● **Problem**: Select from the records below every line that has the word "Heston" in it.

● **Input for this task**:

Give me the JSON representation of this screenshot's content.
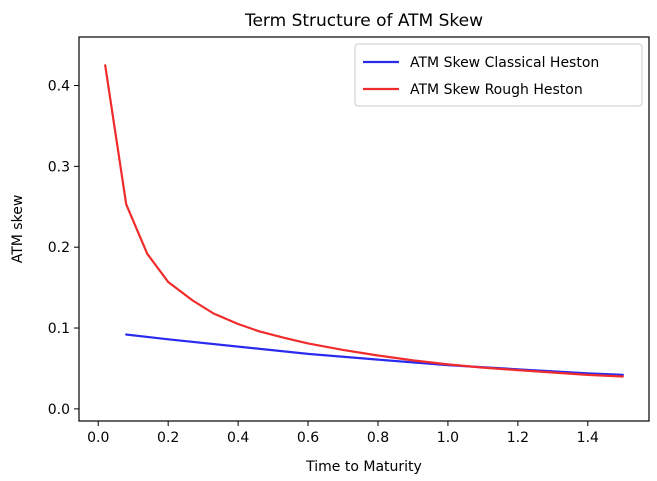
{
  "chart_data": {
    "type": "line",
    "title": "Term Structure of ATM Skew",
    "xlabel": "Time to Maturity",
    "ylabel": "ATM skew",
    "xlim": [
      -0.055,
      1.575
    ],
    "ylim": [
      -0.015,
      0.46
    ],
    "xticks": [
      0.0,
      0.2,
      0.4,
      0.6,
      0.8,
      1.0,
      1.2,
      1.4
    ],
    "xtick_labels": [
      "0.0",
      "0.2",
      "0.4",
      "0.6",
      "0.8",
      "1.0",
      "1.2",
      "1.4"
    ],
    "yticks": [
      0.0,
      0.1,
      0.2,
      0.3,
      0.4
    ],
    "ytick_labels": [
      "0.0",
      "0.1",
      "0.2",
      "0.3",
      "0.4"
    ],
    "grid": false,
    "legend_position": "top-right",
    "series": [
      {
        "name": "ATM Skew Classical Heston",
        "color": "#2b2bf0",
        "x": [
          0.08,
          0.2,
          0.4,
          0.6,
          0.8,
          1.0,
          1.2,
          1.4,
          1.5
        ],
        "y": [
          0.092,
          0.086,
          0.077,
          0.068,
          0.061,
          0.054,
          0.049,
          0.044,
          0.042
        ]
      },
      {
        "name": "ATM Skew Rough Heston",
        "color": "#f02b2b",
        "x": [
          0.02,
          0.08,
          0.14,
          0.2,
          0.27,
          0.33,
          0.4,
          0.46,
          0.53,
          0.6,
          0.7,
          0.8,
          0.9,
          1.0,
          1.1,
          1.2,
          1.3,
          1.4,
          1.5
        ],
        "y": [
          0.425,
          0.253,
          0.192,
          0.157,
          0.134,
          0.118,
          0.105,
          0.096,
          0.088,
          0.081,
          0.073,
          0.066,
          0.06,
          0.055,
          0.051,
          0.048,
          0.045,
          0.042,
          0.04
        ]
      }
    ]
  }
}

● **Task response**:
        "name": "ATM Skew Classical Heston",
        "name": "ATM Skew Rough Heston",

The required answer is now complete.